• [Exercise description]: Give the number of lines in the records below that include "卫生招聘考试之卫生招聘", and nothing more.

• [Records to process]:
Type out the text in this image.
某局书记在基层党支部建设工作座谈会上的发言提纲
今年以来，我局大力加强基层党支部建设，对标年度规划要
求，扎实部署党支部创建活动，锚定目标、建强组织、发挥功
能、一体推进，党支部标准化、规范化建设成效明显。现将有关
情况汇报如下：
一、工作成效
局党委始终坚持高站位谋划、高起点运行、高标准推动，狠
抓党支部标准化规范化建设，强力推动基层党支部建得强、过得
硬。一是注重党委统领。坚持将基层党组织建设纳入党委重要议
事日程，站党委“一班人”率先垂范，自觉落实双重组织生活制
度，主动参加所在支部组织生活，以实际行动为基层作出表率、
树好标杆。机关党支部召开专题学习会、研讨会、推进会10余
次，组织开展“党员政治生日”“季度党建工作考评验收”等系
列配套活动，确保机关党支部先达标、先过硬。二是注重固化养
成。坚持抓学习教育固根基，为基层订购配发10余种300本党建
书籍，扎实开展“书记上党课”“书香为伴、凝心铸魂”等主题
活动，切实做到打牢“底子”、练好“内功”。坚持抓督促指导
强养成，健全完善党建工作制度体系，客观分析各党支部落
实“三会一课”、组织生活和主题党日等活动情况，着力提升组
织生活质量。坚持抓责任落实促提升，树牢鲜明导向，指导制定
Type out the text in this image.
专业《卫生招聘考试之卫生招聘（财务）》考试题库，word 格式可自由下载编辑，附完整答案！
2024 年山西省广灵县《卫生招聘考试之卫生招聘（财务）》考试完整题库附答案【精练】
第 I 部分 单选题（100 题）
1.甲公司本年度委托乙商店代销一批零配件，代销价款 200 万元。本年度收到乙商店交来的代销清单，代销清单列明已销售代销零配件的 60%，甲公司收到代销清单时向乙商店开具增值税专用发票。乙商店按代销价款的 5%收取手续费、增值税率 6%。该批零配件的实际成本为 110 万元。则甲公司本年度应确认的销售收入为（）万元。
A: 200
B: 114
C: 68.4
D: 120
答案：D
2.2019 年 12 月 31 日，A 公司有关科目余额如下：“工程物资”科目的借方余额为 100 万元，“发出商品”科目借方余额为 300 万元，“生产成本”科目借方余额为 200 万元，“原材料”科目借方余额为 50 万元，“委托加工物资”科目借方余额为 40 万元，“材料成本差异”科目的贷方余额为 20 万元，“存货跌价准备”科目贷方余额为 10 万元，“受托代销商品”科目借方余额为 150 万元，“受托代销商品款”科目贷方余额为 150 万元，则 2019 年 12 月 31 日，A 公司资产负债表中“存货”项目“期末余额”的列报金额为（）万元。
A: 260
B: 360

• [Solution]: 2